Task goal:
In this exercise, reproduce all the entries that follow exactly.

— start —

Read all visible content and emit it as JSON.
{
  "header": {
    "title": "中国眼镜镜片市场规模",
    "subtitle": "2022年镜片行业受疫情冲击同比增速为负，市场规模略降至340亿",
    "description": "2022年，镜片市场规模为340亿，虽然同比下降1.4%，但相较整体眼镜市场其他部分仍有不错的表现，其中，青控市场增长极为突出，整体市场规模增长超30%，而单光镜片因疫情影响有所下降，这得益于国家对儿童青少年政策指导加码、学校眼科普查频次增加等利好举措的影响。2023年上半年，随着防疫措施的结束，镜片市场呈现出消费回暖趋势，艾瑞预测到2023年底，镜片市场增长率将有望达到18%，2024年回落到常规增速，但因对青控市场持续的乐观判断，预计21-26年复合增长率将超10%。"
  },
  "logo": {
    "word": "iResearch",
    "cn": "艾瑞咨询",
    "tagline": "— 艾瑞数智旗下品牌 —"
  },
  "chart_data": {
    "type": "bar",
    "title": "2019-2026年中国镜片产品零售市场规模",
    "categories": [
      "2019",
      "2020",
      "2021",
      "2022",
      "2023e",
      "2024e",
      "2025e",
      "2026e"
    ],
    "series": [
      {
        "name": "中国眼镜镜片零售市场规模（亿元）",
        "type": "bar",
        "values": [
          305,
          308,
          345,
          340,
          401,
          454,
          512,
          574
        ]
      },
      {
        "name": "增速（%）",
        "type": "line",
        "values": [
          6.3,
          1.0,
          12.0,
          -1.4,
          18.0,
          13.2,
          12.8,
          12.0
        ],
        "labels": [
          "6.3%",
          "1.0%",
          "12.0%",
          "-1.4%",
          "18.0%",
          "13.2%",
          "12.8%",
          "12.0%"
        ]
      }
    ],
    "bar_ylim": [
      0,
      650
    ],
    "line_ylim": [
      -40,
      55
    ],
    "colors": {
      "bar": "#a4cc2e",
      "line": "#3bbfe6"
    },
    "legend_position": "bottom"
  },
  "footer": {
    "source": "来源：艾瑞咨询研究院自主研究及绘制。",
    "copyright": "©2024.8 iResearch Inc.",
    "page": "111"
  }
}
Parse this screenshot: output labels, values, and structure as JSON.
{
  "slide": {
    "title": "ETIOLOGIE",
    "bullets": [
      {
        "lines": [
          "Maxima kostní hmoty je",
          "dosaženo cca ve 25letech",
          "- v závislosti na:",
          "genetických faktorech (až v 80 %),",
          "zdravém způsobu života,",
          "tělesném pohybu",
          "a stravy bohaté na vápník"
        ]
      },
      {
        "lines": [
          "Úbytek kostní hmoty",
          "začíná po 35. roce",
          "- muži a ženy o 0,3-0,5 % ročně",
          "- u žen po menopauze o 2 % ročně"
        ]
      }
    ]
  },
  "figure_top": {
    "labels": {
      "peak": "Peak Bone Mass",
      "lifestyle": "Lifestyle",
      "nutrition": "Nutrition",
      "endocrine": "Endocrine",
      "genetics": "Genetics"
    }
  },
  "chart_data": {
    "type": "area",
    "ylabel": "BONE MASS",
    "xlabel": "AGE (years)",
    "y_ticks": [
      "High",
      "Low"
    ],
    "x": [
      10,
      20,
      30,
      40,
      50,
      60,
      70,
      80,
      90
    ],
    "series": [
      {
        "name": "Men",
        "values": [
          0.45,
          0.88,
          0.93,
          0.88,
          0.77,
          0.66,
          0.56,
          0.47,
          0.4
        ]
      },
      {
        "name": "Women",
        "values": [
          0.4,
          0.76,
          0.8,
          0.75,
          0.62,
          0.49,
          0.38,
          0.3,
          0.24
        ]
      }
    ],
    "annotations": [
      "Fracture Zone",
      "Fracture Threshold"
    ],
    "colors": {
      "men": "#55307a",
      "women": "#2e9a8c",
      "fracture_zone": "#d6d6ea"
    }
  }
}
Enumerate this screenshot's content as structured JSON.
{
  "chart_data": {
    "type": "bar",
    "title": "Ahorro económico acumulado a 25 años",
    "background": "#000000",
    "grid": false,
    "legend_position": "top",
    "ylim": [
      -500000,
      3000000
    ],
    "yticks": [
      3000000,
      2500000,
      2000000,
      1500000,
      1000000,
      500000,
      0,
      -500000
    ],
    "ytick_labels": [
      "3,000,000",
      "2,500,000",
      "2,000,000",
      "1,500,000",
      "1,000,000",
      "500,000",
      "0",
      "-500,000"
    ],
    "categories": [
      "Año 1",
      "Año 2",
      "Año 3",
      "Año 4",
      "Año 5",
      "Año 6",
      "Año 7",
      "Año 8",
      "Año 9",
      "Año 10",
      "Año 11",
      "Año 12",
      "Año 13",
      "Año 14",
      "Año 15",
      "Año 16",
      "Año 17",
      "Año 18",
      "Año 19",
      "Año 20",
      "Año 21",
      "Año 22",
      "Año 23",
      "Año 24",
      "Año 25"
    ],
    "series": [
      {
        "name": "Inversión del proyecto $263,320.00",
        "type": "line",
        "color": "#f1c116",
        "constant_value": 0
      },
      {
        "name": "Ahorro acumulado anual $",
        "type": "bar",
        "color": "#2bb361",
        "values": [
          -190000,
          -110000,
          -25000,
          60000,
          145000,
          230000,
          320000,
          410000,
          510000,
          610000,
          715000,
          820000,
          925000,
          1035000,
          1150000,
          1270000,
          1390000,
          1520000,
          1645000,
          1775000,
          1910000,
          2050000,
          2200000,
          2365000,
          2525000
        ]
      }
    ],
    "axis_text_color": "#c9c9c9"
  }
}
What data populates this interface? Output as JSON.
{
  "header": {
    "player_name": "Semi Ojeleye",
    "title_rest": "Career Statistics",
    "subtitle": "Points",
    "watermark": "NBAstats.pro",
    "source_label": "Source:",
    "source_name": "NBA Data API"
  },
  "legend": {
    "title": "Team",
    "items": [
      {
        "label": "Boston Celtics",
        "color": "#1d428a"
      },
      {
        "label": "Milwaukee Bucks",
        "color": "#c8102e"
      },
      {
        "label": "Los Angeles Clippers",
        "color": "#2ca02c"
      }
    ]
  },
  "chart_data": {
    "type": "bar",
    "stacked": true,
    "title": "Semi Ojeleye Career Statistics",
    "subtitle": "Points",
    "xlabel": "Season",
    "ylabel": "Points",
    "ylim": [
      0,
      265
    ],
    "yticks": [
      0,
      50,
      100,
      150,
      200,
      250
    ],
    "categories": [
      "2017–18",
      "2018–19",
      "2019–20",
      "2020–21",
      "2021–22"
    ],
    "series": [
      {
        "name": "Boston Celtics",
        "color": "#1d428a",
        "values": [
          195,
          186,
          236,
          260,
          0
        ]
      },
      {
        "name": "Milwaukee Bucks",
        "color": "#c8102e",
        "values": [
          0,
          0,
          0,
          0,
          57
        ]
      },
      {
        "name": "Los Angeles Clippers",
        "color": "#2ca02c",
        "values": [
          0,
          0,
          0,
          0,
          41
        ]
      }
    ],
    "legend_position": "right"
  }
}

— end —

Full response:
Read all visible content and emit it as JSON.
{
  "header": {
    "title": "中国眼镜镜片市场规模",
    "subtitle": "2022年镜片行业受疫情冲击同比增速为负，市场规模略降至340亿",
    "description": "2022年，镜片市场规模为340亿，虽然同比下降1.4%，但相较整体眼镜市场其他部分仍有不错的表现，其中，青控市场增长极为突出，整体市场规模增长超30%，而单光镜片因疫情影响有所下降，这得益于国家对儿童青少年政策指导加码、学校眼科普查频次增加等利好举措的影响。2023年上半年，随着防疫措施的结束，镜片市场呈现出消费回暖趋势，艾瑞预测到2023年底，镜片市场增长率将有望达到18%，2024年回落到常规增速，但因对青控市场持续的乐观判断，预计21-26年复合增长率将超10%。"
  },
  "logo": {
    "word": "iResearch",
    "cn": "艾瑞咨询",
    "tagline": "— 艾瑞数智旗下品牌 —"
  },
  "chart_data": {
    "type": "bar",
    "title": "2019-2026年中国镜片产品零售市场规模",
    "categories": [
      "2019",
      "2020",
      "2021",
      "2022",
      "2023e",
      "2024e",
      "2025e",
      "2026e"
    ],
    "series": [
      {
        "name": "中国眼镜镜片零售市场规模（亿元）",
        "type": "bar",
        "values": [
          305,
          308,
          345,
          340,
          401,
          454,
          512,
          574
        ]
      },
      {
        "name": "增速（%）",
        "type": "line",
        "values": [
          6.3,
          1.0,
          12.0,
          -1.4,
          18.0,
          13.2,
          12.8,
          12.0
        ],
        "labels": [
          "6.3%",
          "1.0%",
          "12.0%",
          "-1.4%",
          "18.0%",
          "13.2%",
          "12.8%",
          "12.0%"
        ]
      }
    ],
    "bar_ylim": [
      0,
      650
    ],
    "line_ylim": [
      -40,
      55
    ],
    "colors": {
      "bar": "#a4cc2e",
      "line": "#3bbfe6"
    },
    "legend_position": "bottom"
  },
  "footer": {
    "source": "来源：艾瑞咨询研究院自主研究及绘制。",
    "copyright": "©2024.8 iResearch Inc.",
    "page": "111"
  }
}
Parse this screenshot: output labels, values, and structure as JSON.
{
  "slide": {
    "title": "ETIOLOGIE",
    "bullets": [
      {
        "lines": [
          "Maxima kostní hmoty je",
          "dosaženo cca ve 25letech",
          "- v závislosti na:",
          "genetických faktorech (až v 80 %),",
          "zdravém způsobu života,",
          "tělesném pohybu",
          "a stravy bohaté na vápník"
        ]
      },
      {
        "lines": [
          "Úbytek kostní hmoty",
          "začíná po 35. roce",
          "- muži a ženy o 0,3-0,5 % ročně",
          "- u žen po menopauze o 2 % ročně"
        ]
      }
    ]
  },
  "figure_top": {
    "labels": {
      "peak": "Peak Bone Mass",
      "lifestyle": "Lifestyle",
      "nutrition": "Nutrition",
      "endocrine": "Endocrine",
      "genetics": "Genetics"
    }
  },
  "chart_data": {
    "type": "area",
    "ylabel": "BONE MASS",
    "xlabel": "AGE (years)",
    "y_ticks": [
      "High",
      "Low"
    ],
    "x": [
      10,
      20,
      30,
      40,
      50,
      60,
      70,
      80,
      90
    ],
    "series": [
      {
        "name": "Men",
        "values": [
          0.45,
          0.88,
          0.93,
          0.88,
          0.77,
          0.66,
          0.56,
          0.47,
          0.4
        ]
      },
      {
        "name": "Women",
        "values": [
          0.4,
          0.76,
          0.8,
          0.75,
          0.62,
          0.49,
          0.38,
          0.3,
          0.24
        ]
      }
    ],
    "annotations": [
      "Fracture Zone",
      "Fracture Threshold"
    ],
    "colors": {
      "men": "#55307a",
      "women": "#2e9a8c",
      "fracture_zone": "#d6d6ea"
    }
  }
}
Enumerate this screenshot's content as structured JSON.
{
  "chart_data": {
    "type": "bar",
    "title": "Ahorro económico acumulado a 25 años",
    "background": "#000000",
    "grid": false,
    "legend_position": "top",
    "ylim": [
      -500000,
      3000000
    ],
    "yticks": [
      3000000,
      2500000,
      2000000,
      1500000,
      1000000,
      500000,
      0,
      -500000
    ],
    "ytick_labels": [
      "3,000,000",
      "2,500,000",
      "2,000,000",
      "1,500,000",
      "1,000,000",
      "500,000",
      "0",
      "-500,000"
    ],
    "categories": [
      "Año 1",
      "Año 2",
      "Año 3",
      "Año 4",
      "Año 5",
      "Año 6",
      "Año 7",
      "Año 8",
      "Año 9",
      "Año 10",
      "Año 11",
      "Año 12",
      "Año 13",
      "Año 14",
      "Año 15",
      "Año 16",
      "Año 17",
      "Año 18",
      "Año 19",
      "Año 20",
      "Año 21",
      "Año 22",
      "Año 23",
      "Año 24",
      "Año 25"
    ],
    "series": [
      {
        "name": "Inversión del proyecto $263,320.00",
        "type": "line",
        "color": "#f1c116",
        "constant_value": 0
      },
      {
        "name": "Ahorro acumulado anual $",
        "type": "bar",
        "color": "#2bb361",
        "values": [
          -190000,
          -110000,
          -25000,
          60000,
          145000,
          230000,
          320000,
          410000,
          510000,
          610000,
          715000,
          820000,
          925000,
          1035000,
          1150000,
          1270000,
          1390000,
          1520000,
          1645000,
          1775000,
          1910000,
          2050000,
          2200000,
          2365000,
          2525000
        ]
      }
    ],
    "axis_text_color": "#c9c9c9"
  }
}
What data populates this interface? Output as JSON.
{
  "header": {
    "player_name": "Semi Ojeleye",
    "title_rest": "Career Statistics",
    "subtitle": "Points",
    "watermark": "NBAstats.pro",
    "source_label": "Source:",
    "source_name": "NBA Data API"
  },
  "legend": {
    "title": "Team",
    "items": [
      {
        "label": "Boston Celtics",
        "color": "#1d428a"
      },
      {
        "label": "Milwaukee Bucks",
        "color": "#c8102e"
      },
      {
        "label": "Los Angeles Clippers",
        "color": "#2ca02c"
      }
    ]
  },
  "chart_data": {
    "type": "bar",
    "stacked": true,
    "title": "Semi Ojeleye Career Statistics",
    "subtitle": "Points",
    "xlabel": "Season",
    "ylabel": "Points",
    "ylim": [
      0,
      265
    ],
    "yticks": [
      0,
      50,
      100,
      150,
      200,
      250
    ],
    "categories": [
      "2017–18",
      "2018–19",
      "2019–20",
      "2020–21",
      "2021–22"
    ],
    "series": [
      {
        "name": "Boston Celtics",
        "color": "#1d428a",
        "values": [
          195,
          186,
          236,
          260,
          0
        ]
      },
      {
        "name": "Milwaukee Bucks",
        "color": "#c8102e",
        "values": [
          0,
          0,
          0,
          0,
          57
        ]
      },
      {
        "name": "Los Angeles Clippers",
        "color": "#2ca02c",
        "values": [
          0,
          0,
          0,
          0,
          41
        ]
      }
    ],
    "legend_position": "right"
  }
}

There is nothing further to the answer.